■ GIVEN TASK
Transcribe the records below exactly as they appear.

Saved data entries:
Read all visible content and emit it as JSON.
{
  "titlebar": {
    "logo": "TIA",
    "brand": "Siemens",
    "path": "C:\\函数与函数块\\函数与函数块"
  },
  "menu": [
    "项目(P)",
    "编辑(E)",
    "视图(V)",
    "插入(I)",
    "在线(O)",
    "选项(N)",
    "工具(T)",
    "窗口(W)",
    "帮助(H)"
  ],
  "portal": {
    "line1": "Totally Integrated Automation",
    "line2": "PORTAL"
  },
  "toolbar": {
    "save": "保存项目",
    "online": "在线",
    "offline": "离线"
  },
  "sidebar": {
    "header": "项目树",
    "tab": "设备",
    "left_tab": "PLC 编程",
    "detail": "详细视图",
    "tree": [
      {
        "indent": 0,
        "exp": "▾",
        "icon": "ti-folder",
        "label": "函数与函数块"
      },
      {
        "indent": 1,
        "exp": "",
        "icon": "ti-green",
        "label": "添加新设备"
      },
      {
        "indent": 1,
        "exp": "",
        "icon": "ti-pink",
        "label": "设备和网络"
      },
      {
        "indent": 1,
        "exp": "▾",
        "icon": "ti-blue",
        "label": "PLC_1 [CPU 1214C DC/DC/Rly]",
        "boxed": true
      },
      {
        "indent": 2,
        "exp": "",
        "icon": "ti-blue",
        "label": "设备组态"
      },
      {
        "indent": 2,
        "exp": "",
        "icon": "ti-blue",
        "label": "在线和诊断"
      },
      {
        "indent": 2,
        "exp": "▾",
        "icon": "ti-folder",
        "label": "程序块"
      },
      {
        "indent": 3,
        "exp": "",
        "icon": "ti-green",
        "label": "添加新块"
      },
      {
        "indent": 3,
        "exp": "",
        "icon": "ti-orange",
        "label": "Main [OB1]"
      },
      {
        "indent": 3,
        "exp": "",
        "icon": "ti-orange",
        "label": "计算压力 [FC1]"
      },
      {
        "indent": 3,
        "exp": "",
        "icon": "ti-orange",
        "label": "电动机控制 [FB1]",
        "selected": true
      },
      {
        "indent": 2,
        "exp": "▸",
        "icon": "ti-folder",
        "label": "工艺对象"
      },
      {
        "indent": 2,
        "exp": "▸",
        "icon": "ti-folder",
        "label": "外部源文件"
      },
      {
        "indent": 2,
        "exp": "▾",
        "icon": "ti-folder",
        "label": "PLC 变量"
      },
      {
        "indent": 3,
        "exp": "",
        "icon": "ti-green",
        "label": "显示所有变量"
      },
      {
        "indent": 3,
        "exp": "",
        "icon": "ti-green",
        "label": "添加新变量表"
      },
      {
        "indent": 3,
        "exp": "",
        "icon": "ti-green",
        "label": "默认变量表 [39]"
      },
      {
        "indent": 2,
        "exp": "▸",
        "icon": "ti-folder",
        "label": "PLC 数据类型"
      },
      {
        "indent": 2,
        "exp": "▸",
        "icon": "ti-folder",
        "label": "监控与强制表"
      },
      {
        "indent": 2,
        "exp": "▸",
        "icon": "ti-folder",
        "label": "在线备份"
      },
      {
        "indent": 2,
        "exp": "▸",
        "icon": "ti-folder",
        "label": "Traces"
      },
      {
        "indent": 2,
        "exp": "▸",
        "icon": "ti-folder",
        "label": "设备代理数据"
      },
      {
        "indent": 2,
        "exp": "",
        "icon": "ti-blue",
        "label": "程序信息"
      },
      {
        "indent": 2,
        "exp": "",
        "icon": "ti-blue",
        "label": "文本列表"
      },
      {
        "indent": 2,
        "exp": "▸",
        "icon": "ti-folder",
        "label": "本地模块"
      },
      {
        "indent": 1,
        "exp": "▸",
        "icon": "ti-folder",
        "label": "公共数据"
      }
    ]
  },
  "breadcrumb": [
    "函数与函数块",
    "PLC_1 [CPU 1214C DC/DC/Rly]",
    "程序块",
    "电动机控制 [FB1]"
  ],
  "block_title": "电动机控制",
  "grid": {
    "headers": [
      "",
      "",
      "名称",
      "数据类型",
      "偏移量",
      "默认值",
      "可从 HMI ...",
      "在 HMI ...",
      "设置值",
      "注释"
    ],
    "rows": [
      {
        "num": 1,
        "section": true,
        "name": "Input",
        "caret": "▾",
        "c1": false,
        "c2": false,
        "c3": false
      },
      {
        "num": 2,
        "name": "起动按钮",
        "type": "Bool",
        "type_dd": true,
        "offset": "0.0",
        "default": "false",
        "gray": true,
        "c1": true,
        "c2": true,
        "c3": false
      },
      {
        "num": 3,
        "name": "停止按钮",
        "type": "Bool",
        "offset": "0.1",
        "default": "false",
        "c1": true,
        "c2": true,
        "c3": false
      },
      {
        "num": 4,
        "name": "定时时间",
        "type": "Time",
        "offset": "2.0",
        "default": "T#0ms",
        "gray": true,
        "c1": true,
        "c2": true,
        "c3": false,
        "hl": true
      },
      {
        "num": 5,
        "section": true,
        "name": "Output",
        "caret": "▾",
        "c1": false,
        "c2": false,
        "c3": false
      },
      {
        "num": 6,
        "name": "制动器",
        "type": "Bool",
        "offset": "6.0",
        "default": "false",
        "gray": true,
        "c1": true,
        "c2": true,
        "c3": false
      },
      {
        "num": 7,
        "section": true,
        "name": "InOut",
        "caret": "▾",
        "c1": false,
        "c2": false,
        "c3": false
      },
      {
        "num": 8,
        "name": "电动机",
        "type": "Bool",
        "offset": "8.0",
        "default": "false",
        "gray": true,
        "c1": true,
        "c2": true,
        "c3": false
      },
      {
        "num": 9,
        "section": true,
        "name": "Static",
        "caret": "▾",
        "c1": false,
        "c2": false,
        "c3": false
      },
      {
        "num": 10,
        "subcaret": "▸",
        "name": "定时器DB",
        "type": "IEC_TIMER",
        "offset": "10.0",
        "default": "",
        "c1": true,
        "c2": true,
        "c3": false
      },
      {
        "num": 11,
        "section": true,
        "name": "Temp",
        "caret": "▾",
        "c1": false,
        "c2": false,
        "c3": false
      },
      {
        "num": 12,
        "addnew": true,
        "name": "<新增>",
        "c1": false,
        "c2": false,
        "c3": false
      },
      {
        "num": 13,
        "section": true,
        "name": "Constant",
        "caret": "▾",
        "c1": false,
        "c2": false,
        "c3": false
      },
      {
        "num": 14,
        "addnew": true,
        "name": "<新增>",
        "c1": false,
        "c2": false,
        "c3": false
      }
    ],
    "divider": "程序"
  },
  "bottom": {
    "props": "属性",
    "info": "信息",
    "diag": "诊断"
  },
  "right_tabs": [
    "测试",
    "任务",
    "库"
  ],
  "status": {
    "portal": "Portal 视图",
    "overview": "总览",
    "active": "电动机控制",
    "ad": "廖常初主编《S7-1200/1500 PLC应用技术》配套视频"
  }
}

■ EXPECTED OUTPUT
Read all visible content and emit it as JSON.
{
  "titlebar": {
    "logo": "TIA",
    "brand": "Siemens",
    "path": "C:\\函数与函数块\\函数与函数块"
  },
  "menu": [
    "项目(P)",
    "编辑(E)",
    "视图(V)",
    "插入(I)",
    "在线(O)",
    "选项(N)",
    "工具(T)",
    "窗口(W)",
    "帮助(H)"
  ],
  "portal": {
    "line1": "Totally Integrated Automation",
    "line2": "PORTAL"
  },
  "toolbar": {
    "save": "保存项目",
    "online": "在线",
    "offline": "离线"
  },
  "sidebar": {
    "header": "项目树",
    "tab": "设备",
    "left_tab": "PLC 编程",
    "detail": "详细视图",
    "tree": [
      {
        "indent": 0,
        "exp": "▾",
        "icon": "ti-folder",
        "label": "函数与函数块"
      },
      {
        "indent": 1,
        "exp": "",
        "icon": "ti-green",
        "label": "添加新设备"
      },
      {
        "indent": 1,
        "exp": "",
        "icon": "ti-pink",
        "label": "设备和网络"
      },
      {
        "indent": 1,
        "exp": "▾",
        "icon": "ti-blue",
        "label": "PLC_1 [CPU 1214C DC/DC/Rly]",
        "boxed": true
      },
      {
        "indent": 2,
        "exp": "",
        "icon": "ti-blue",
        "label": "设备组态"
      },
      {
        "indent": 2,
        "exp": "",
        "icon": "ti-blue",
        "label": "在线和诊断"
      },
      {
        "indent": 2,
        "exp": "▾",
        "icon": "ti-folder",
        "label": "程序块"
      },
      {
        "indent": 3,
        "exp": "",
        "icon": "ti-green",
        "label": "添加新块"
      },
      {
        "indent": 3,
        "exp": "",
        "icon": "ti-orange",
        "label": "Main [OB1]"
      },
      {
        "indent": 3,
        "exp": "",
        "icon": "ti-orange",
        "label": "计算压力 [FC1]"
      },
      {
        "indent": 3,
        "exp": "",
        "icon": "ti-orange",
        "label": "电动机控制 [FB1]",
        "selected": true
      },
      {
        "indent": 2,
        "exp": "▸",
        "icon": "ti-folder",
        "label": "工艺对象"
      },
      {
        "indent": 2,
        "exp": "▸",
        "icon": "ti-folder",
        "label": "外部源文件"
      },
      {
        "indent": 2,
        "exp": "▾",
        "icon": "ti-folder",
        "label": "PLC 变量"
      },
      {
        "indent": 3,
        "exp": "",
        "icon": "ti-green",
        "label": "显示所有变量"
      },
      {
        "indent": 3,
        "exp": "",
        "icon": "ti-green",
        "label": "添加新变量表"
      },
      {
        "indent": 3,
        "exp": "",
        "icon": "ti-green",
        "label": "默认变量表 [39]"
      },
      {
        "indent": 2,
        "exp": "▸",
        "icon": "ti-folder",
        "label": "PLC 数据类型"
      },
      {
        "indent": 2,
        "exp": "▸",
        "icon": "ti-folder",
        "label": "监控与强制表"
      },
      {
        "indent": 2,
        "exp": "▸",
        "icon": "ti-folder",
        "label": "在线备份"
      },
      {
        "indent": 2,
        "exp": "▸",
        "icon": "ti-folder",
        "label": "Traces"
      },
      {
        "indent": 2,
        "exp": "▸",
        "icon": "ti-folder",
        "label": "设备代理数据"
      },
      {
        "indent": 2,
        "exp": "",
        "icon": "ti-blue",
        "label": "程序信息"
      },
      {
        "indent": 2,
        "exp": "",
        "icon": "ti-blue",
        "label": "文本列表"
      },
      {
        "indent": 2,
        "exp": "▸",
        "icon": "ti-folder",
        "label": "本地模块"
      },
      {
        "indent": 1,
        "exp": "▸",
        "icon": "ti-folder",
        "label": "公共数据"
      }
    ]
  },
  "breadcrumb": [
    "函数与函数块",
    "PLC_1 [CPU 1214C DC/DC/Rly]",
    "程序块",
    "电动机控制 [FB1]"
  ],
  "block_title": "电动机控制",
  "grid": {
    "headers": [
      "",
      "",
      "名称",
      "数据类型",
      "偏移量",
      "默认值",
      "可从 HMI ...",
      "在 HMI ...",
      "设置值",
      "注释"
    ],
    "rows": [
      {
        "num": 1,
        "section": true,
        "name": "Input",
        "caret": "▾",
        "c1": false,
        "c2": false,
        "c3": false
      },
      {
        "num": 2,
        "name": "起动按钮",
        "type": "Bool",
        "type_dd": true,
        "offset": "0.0",
        "default": "false",
        "gray": true,
        "c1": true,
        "c2": true,
        "c3": false
      },
      {
        "num": 3,
        "name": "停止按钮",
        "type": "Bool",
        "offset": "0.1",
        "default": "false",
        "c1": true,
        "c2": true,
        "c3": false
      },
      {
        "num": 4,
        "name": "定时时间",
        "type": "Time",
        "offset": "2.0",
        "default": "T#0ms",
        "gray": true,
        "c1": true,
        "c2": true,
        "c3": false,
        "hl": true
      },
      {
        "num": 5,
        "section": true,
        "name": "Output",
        "caret": "▾",
        "c1": false,
        "c2": false,
        "c3": false
      },
      {
        "num": 6,
        "name": "制动器",
        "type": "Bool",
        "offset": "6.0",
        "default": "false",
        "gray": true,
        "c1": true,
        "c2": true,
        "c3": false
      },
      {
        "num": 7,
        "section": true,
        "name": "InOut",
        "caret": "▾",
        "c1": false,
        "c2": false,
        "c3": false
      },
      {
        "num": 8,
        "name": "电动机",
        "type": "Bool",
        "offset": "8.0",
        "default": "false",
        "gray": true,
        "c1": true,
        "c2": true,
        "c3": false
      },
      {
        "num": 9,
        "section": true,
        "name": "Static",
        "caret": "▾",
        "c1": false,
        "c2": false,
        "c3": false
      },
      {
        "num": 10,
        "subcaret": "▸",
        "name": "定时器DB",
        "type": "IEC_TIMER",
        "offset": "10.0",
        "default": "",
        "c1": true,
        "c2": true,
        "c3": false
      },
      {
        "num": 11,
        "section": true,
        "name": "Temp",
        "caret": "▾",
        "c1": false,
        "c2": false,
        "c3": false
      },
      {
        "num": 12,
        "addnew": true,
        "name": "<新增>",
        "c1": false,
        "c2": false,
        "c3": false
      },
      {
        "num": 13,
        "section": true,
        "name": "Constant",
        "caret": "▾",
        "c1": false,
        "c2": false,
        "c3": false
      },
      {
        "num": 14,
        "addnew": true,
        "name": "<新增>",
        "c1": false,
        "c2": false,
        "c3": false
      }
    ],
    "divider": "程序"
  },
  "bottom": {
    "props": "属性",
    "info": "信息",
    "diag": "诊断"
  },
  "right_tabs": [
    "测试",
    "任务",
    "库"
  ],
  "status": {
    "portal": "Portal 视图",
    "overview": "总览",
    "active": "电动机控制",
    "ad": "廖常初主编《S7-1200/1500 PLC应用技术》配套视频"
  }
}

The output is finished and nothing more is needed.